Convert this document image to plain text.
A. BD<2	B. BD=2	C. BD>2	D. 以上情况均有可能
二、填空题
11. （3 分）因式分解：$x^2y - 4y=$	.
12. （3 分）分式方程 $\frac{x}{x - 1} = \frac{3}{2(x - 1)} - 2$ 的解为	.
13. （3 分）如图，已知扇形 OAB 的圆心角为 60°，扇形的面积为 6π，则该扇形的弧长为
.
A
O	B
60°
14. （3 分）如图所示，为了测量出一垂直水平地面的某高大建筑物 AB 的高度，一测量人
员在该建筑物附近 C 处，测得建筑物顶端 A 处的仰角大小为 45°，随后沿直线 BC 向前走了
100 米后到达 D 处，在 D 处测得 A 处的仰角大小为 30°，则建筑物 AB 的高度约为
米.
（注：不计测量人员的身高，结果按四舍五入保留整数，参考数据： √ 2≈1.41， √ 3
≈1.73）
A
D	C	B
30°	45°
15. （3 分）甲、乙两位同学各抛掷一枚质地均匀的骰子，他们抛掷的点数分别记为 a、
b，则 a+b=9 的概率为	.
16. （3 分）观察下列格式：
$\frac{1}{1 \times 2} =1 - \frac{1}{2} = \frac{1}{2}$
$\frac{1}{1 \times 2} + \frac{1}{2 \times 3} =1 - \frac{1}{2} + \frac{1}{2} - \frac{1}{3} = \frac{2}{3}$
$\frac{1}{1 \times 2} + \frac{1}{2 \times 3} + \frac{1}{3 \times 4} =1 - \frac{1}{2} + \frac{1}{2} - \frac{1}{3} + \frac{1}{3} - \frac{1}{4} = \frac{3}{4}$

───

Short task | Look through the entries above; copy each line where the string "times" appears.

Response |
$\frac{1}{1 \times 2} =1 - \frac{1}{2} = \frac{1}{2}$
$\frac{1}{1 \times 2} + \frac{1}{2 \times 3} =1 - \frac{1}{2} + \frac{1}{2} - \frac{1}{3} = \frac{2}{3}$
$\frac{1}{1 \times 2} + \frac{1}{2 \times 3} + \frac{1}{3 \times 4} =1 - \frac{1}{2} + \frac{1}{2} - \frac{1}{3} + \frac{1}{3} - \frac{1}{4} = \frac{3}{4}$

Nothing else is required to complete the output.